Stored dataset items

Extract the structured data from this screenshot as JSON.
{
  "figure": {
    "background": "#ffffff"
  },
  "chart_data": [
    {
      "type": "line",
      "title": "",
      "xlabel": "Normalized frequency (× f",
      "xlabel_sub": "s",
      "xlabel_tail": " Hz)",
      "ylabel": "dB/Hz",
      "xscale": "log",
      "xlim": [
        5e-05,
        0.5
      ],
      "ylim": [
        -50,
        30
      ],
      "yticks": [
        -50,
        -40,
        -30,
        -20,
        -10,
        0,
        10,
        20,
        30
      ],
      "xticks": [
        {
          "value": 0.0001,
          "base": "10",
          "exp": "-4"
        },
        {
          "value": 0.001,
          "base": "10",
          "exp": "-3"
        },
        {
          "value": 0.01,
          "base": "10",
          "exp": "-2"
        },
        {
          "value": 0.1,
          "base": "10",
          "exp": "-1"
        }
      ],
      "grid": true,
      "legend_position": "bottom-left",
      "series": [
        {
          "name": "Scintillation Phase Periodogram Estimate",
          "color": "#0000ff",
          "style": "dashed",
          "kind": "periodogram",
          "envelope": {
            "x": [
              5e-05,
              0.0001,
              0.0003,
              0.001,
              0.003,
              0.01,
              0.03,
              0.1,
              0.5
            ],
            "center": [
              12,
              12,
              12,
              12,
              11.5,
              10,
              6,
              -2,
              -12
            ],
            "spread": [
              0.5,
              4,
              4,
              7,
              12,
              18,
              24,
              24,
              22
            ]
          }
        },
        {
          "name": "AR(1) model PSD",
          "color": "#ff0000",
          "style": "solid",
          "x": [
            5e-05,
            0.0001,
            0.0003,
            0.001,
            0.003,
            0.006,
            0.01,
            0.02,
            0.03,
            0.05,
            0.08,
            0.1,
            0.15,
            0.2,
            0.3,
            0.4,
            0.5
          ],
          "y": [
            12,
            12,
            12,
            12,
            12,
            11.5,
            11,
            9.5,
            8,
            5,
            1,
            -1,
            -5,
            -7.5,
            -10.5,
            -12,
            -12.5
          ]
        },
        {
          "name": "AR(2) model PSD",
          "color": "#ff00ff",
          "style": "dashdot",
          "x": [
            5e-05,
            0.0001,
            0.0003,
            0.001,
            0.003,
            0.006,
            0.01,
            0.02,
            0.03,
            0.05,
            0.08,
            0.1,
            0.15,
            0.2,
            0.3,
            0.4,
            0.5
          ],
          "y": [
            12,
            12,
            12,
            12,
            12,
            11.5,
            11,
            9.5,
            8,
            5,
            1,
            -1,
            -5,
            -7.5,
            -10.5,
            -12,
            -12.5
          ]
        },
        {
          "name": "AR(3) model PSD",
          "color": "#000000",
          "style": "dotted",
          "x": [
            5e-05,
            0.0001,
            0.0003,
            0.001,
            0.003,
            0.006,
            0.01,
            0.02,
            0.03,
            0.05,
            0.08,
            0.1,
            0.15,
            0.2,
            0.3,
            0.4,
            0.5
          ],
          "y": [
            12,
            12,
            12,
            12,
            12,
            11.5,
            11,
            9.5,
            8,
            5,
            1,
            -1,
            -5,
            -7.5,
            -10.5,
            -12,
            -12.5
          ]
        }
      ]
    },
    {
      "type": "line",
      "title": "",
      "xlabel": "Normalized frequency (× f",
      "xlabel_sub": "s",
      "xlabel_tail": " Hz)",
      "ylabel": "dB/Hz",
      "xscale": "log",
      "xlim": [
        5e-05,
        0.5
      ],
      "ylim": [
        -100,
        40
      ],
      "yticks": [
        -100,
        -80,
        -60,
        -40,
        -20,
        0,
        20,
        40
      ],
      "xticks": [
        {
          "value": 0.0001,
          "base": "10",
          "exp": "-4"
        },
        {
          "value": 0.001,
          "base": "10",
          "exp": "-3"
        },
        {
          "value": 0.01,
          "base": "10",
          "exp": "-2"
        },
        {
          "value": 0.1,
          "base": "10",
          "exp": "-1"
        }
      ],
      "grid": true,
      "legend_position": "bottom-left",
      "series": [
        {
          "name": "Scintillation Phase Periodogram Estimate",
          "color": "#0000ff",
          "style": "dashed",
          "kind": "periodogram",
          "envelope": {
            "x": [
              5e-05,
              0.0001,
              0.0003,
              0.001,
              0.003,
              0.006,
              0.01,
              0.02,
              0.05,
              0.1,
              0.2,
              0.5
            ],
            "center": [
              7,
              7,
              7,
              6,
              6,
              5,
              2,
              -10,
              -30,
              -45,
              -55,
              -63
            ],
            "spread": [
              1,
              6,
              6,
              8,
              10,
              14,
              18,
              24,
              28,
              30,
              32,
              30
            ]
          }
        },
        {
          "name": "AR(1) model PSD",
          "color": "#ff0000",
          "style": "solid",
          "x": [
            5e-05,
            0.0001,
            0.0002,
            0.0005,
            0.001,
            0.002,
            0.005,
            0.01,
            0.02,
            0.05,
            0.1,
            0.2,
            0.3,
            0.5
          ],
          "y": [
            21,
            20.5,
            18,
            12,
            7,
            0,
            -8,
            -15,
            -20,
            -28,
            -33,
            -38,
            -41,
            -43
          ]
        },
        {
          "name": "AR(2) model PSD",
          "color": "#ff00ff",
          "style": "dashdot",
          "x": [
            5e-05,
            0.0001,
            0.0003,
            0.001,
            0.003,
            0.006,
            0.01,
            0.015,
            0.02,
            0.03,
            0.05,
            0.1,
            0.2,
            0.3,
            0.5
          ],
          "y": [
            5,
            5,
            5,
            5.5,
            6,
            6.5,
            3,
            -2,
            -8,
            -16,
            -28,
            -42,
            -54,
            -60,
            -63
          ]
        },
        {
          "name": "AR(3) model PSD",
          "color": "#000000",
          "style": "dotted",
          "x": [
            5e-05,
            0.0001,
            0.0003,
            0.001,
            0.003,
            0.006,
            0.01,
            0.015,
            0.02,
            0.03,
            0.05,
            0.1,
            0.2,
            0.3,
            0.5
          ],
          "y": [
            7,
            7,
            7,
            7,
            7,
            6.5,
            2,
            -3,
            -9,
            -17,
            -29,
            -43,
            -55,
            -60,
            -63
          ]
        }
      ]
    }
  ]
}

*Required work:* Reproduce the entries above in full by retyping them exactly.

*Finished task:*
Extract the structured data from this screenshot as JSON.
{
  "figure": {
    "background": "#ffffff"
  },
  "chart_data": [
    {
      "type": "line",
      "title": "",
      "xlabel": "Normalized frequency (× f",
      "xlabel_sub": "s",
      "xlabel_tail": " Hz)",
      "ylabel": "dB/Hz",
      "xscale": "log",
      "xlim": [
        5e-05,
        0.5
      ],
      "ylim": [
        -50,
        30
      ],
      "yticks": [
        -50,
        -40,
        -30,
        -20,
        -10,
        0,
        10,
        20,
        30
      ],
      "xticks": [
        {
          "value": 0.0001,
          "base": "10",
          "exp": "-4"
        },
        {
          "value": 0.001,
          "base": "10",
          "exp": "-3"
        },
        {
          "value": 0.01,
          "base": "10",
          "exp": "-2"
        },
        {
          "value": 0.1,
          "base": "10",
          "exp": "-1"
        }
      ],
      "grid": true,
      "legend_position": "bottom-left",
      "series": [
        {
          "name": "Scintillation Phase Periodogram Estimate",
          "color": "#0000ff",
          "style": "dashed",
          "kind": "periodogram",
          "envelope": {
            "x": [
              5e-05,
              0.0001,
              0.0003,
              0.001,
              0.003,
              0.01,
              0.03,
              0.1,
              0.5
            ],
            "center": [
              12,
              12,
              12,
              12,
              11.5,
              10,
              6,
              -2,
              -12
            ],
            "spread": [
              0.5,
              4,
              4,
              7,
              12,
              18,
              24,
              24,
              22
            ]
          }
        },
        {
          "name": "AR(1) model PSD",
          "color": "#ff0000",
          "style": "solid",
          "x": [
            5e-05,
            0.0001,
            0.0003,
            0.001,
            0.003,
            0.006,
            0.01,
            0.02,
            0.03,
            0.05,
            0.08,
            0.1,
            0.15,
            0.2,
            0.3,
            0.4,
            0.5
          ],
          "y": [
            12,
            12,
            12,
            12,
            12,
            11.5,
            11,
            9.5,
            8,
            5,
            1,
            -1,
            -5,
            -7.5,
            -10.5,
            -12,
            -12.5
          ]
        },
        {
          "name": "AR(2) model PSD",
          "color": "#ff00ff",
          "style": "dashdot",
          "x": [
            5e-05,
            0.0001,
            0.0003,
            0.001,
            0.003,
            0.006,
            0.01,
            0.02,
            0.03,
            0.05,
            0.08,
            0.1,
            0.15,
            0.2,
            0.3,
            0.4,
            0.5
          ],
          "y": [
            12,
            12,
            12,
            12,
            12,
            11.5,
            11,
            9.5,
            8,
            5,
            1,
            -1,
            -5,
            -7.5,
            -10.5,
            -12,
            -12.5
          ]
        },
        {
          "name": "AR(3) model PSD",
          "color": "#000000",
          "style": "dotted",
          "x": [
            5e-05,
            0.0001,
            0.0003,
            0.001,
            0.003,
            0.006,
            0.01,
            0.02,
            0.03,
            0.05,
            0.08,
            0.1,
            0.15,
            0.2,
            0.3,
            0.4,
            0.5
          ],
          "y": [
            12,
            12,
            12,
            12,
            12,
            11.5,
            11,
            9.5,
            8,
            5,
            1,
            -1,
            -5,
            -7.5,
            -10.5,
            -12,
            -12.5
          ]
        }
      ]
    },
    {
      "type": "line",
      "title": "",
      "xlabel": "Normalized frequency (× f",
      "xlabel_sub": "s",
      "xlabel_tail": " Hz)",
      "ylabel": "dB/Hz",
      "xscale": "log",
      "xlim": [
        5e-05,
        0.5
      ],
      "ylim": [
        -100,
        40
      ],
      "yticks": [
        -100,
        -80,
        -60,
        -40,
        -20,
        0,
        20,
        40
      ],
      "xticks": [
        {
          "value": 0.0001,
          "base": "10",
          "exp": "-4"
        },
        {
          "value": 0.001,
          "base": "10",
          "exp": "-3"
        },
        {
          "value": 0.01,
          "base": "10",
          "exp": "-2"
        },
        {
          "value": 0.1,
          "base": "10",
          "exp": "-1"
        }
      ],
      "grid": true,
      "legend_position": "bottom-left",
      "series": [
        {
          "name": "Scintillation Phase Periodogram Estimate",
          "color": "#0000ff",
          "style": "dashed",
          "kind": "periodogram",
          "envelope": {
            "x": [
              5e-05,
              0.0001,
              0.0003,
              0.001,
              0.003,
              0.006,
              0.01,
              0.02,
              0.05,
              0.1,
              0.2,
              0.5
            ],
            "center": [
              7,
              7,
              7,
              6,
              6,
              5,
              2,
              -10,
              -30,
              -45,
              -55,
              -63
            ],
            "spread": [
              1,
              6,
              6,
              8,
              10,
              14,
              18,
              24,
              28,
              30,
              32,
              30
            ]
          }
        },
        {
          "name": "AR(1) model PSD",
          "color": "#ff0000",
          "style": "solid",
          "x": [
            5e-05,
            0.0001,
            0.0002,
            0.0005,
            0.001,
            0.002,
            0.005,
            0.01,
            0.02,
            0.05,
            0.1,
            0.2,
            0.3,
            0.5
          ],
          "y": [
            21,
            20.5,
            18,
            12,
            7,
            0,
            -8,
            -15,
            -20,
            -28,
            -33,
            -38,
            -41,
            -43
          ]
        },
        {
          "name": "AR(2) model PSD",
          "color": "#ff00ff",
          "style": "dashdot",
          "x": [
            5e-05,
            0.0001,
            0.0003,
            0.001,
            0.003,
            0.006,
            0.01,
            0.015,
            0.02,
            0.03,
            0.05,
            0.1,
            0.2,
            0.3,
            0.5
          ],
          "y": [
            5,
            5,
            5,
            5.5,
            6,
            6.5,
            3,
            -2,
            -8,
            -16,
            -28,
            -42,
            -54,
            -60,
            -63
          ]
        },
        {
          "name": "AR(3) model PSD",
          "color": "#000000",
          "style": "dotted",
          "x": [
            5e-05,
            0.0001,
            0.0003,
            0.001,
            0.003,
            0.006,
            0.01,
            0.015,
            0.02,
            0.03,
            0.05,
            0.1,
            0.2,
            0.3,
            0.5
          ],
          "y": [
            7,
            7,
            7,
            7,
            7,
            6.5,
            2,
            -3,
            -9,
            -17,
            -29,
            -43,
            -55,
            -60,
            -63
          ]
        }
      ]
    }
  ]
}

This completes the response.